◆ EXERCISE DIRECTIONS
Set each record down exactly, excluding all images.

— BEGIN INFORMATION GIVEN —

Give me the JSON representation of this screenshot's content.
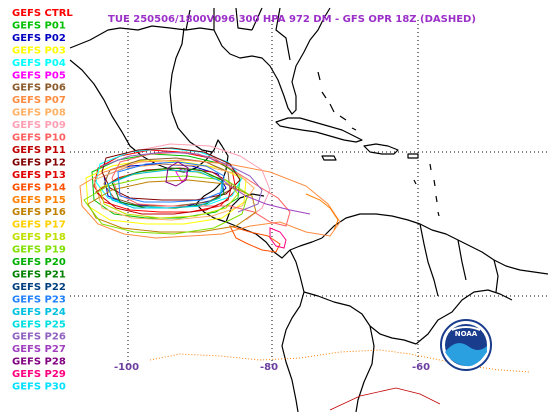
{
  "title": "TUE 250506/1800V096  300 HPA 972 DM - GFS OPR 18Z (DASHED)",
  "title_color": "#9b30c8",
  "members": [
    {
      "label": "GEFS CTRL",
      "color": "#ff0000"
    },
    {
      "label": "GEFS P01",
      "color": "#00c000"
    },
    {
      "label": "GEFS P02",
      "color": "#0000c0"
    },
    {
      "label": "GEFS P03",
      "color": "#ffff00"
    },
    {
      "label": "GEFS P04",
      "color": "#00ffff"
    },
    {
      "label": "GEFS P05",
      "color": "#ff00ff"
    },
    {
      "label": "GEFS P06",
      "color": "#8b5a2b"
    },
    {
      "label": "GEFS P07",
      "color": "#ff8c40"
    },
    {
      "label": "GEFS P08",
      "color": "#ffb266"
    },
    {
      "label": "GEFS P09",
      "color": "#ffa0b4"
    },
    {
      "label": "GEFS P10",
      "color": "#ff6060"
    },
    {
      "label": "GEFS P11",
      "color": "#c00000"
    },
    {
      "label": "GEFS P12",
      "color": "#800000"
    },
    {
      "label": "GEFS P13",
      "color": "#e00000"
    },
    {
      "label": "GEFS P14",
      "color": "#ff5000"
    },
    {
      "label": "GEFS P15",
      "color": "#ff8000"
    },
    {
      "label": "GEFS P16",
      "color": "#c08000"
    },
    {
      "label": "GEFS P17",
      "color": "#ffd000"
    },
    {
      "label": "GEFS P18",
      "color": "#c0e000"
    },
    {
      "label": "GEFS P19",
      "color": "#80e000"
    },
    {
      "label": "GEFS P20",
      "color": "#00b000"
    },
    {
      "label": "GEFS P21",
      "color": "#008000"
    },
    {
      "label": "GEFS P22",
      "color": "#004080"
    },
    {
      "label": "GEFS P23",
      "color": "#2080ff"
    },
    {
      "label": "GEFS P24",
      "color": "#00c0e0"
    },
    {
      "label": "GEFS P25",
      "color": "#00e0e0"
    },
    {
      "label": "GEFS P26",
      "color": "#9060c0"
    },
    {
      "label": "GEFS P27",
      "color": "#a040c0"
    },
    {
      "label": "GEFS P28",
      "color": "#800080"
    },
    {
      "label": "GEFS P29",
      "color": "#ff0080"
    },
    {
      "label": "GEFS P30",
      "color": "#00e0ff"
    }
  ],
  "lon_labels": [
    "-100",
    "-80",
    "-60"
  ],
  "logo_text": "NOAA",
  "colors": {
    "coast": "#000000",
    "grid": "#000000",
    "axis_label": "#6b3fa0",
    "logo_blue": "#1a3c8c"
  }
}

— END INFORMATION GIVEN —

◆ TASK OUTPUT
Give me the JSON representation of this screenshot's content.
{
  "title": "TUE 250506/1800V096  300 HPA 972 DM - GFS OPR 18Z (DASHED)",
  "title_color": "#9b30c8",
  "members": [
    {
      "label": "GEFS CTRL",
      "color": "#ff0000"
    },
    {
      "label": "GEFS P01",
      "color": "#00c000"
    },
    {
      "label": "GEFS P02",
      "color": "#0000c0"
    },
    {
      "label": "GEFS P03",
      "color": "#ffff00"
    },
    {
      "label": "GEFS P04",
      "color": "#00ffff"
    },
    {
      "label": "GEFS P05",
      "color": "#ff00ff"
    },
    {
      "label": "GEFS P06",
      "color": "#8b5a2b"
    },
    {
      "label": "GEFS P07",
      "color": "#ff8c40"
    },
    {
      "label": "GEFS P08",
      "color": "#ffb266"
    },
    {
      "label": "GEFS P09",
      "color": "#ffa0b4"
    },
    {
      "label": "GEFS P10",
      "color": "#ff6060"
    },
    {
      "label": "GEFS P11",
      "color": "#c00000"
    },
    {
      "label": "GEFS P12",
      "color": "#800000"
    },
    {
      "label": "GEFS P13",
      "color": "#e00000"
    },
    {
      "label": "GEFS P14",
      "color": "#ff5000"
    },
    {
      "label": "GEFS P15",
      "color": "#ff8000"
    },
    {
      "label": "GEFS P16",
      "color": "#c08000"
    },
    {
      "label": "GEFS P17",
      "color": "#ffd000"
    },
    {
      "label": "GEFS P18",
      "color": "#c0e000"
    },
    {
      "label": "GEFS P19",
      "color": "#80e000"
    },
    {
      "label": "GEFS P20",
      "color": "#00b000"
    },
    {
      "label": "GEFS P21",
      "color": "#008000"
    },
    {
      "label": "GEFS P22",
      "color": "#004080"
    },
    {
      "label": "GEFS P23",
      "color": "#2080ff"
    },
    {
      "label": "GEFS P24",
      "color": "#00c0e0"
    },
    {
      "label": "GEFS P25",
      "color": "#00e0e0"
    },
    {
      "label": "GEFS P26",
      "color": "#9060c0"
    },
    {
      "label": "GEFS P27",
      "color": "#a040c0"
    },
    {
      "label": "GEFS P28",
      "color": "#800080"
    },
    {
      "label": "GEFS P29",
      "color": "#ff0080"
    },
    {
      "label": "GEFS P30",
      "color": "#00e0ff"
    }
  ],
  "lon_labels": [
    "-100",
    "-80",
    "-60"
  ],
  "logo_text": "NOAA",
  "colors": {
    "coast": "#000000",
    "grid": "#000000",
    "axis_label": "#6b3fa0",
    "logo_blue": "#1a3c8c"
  }
}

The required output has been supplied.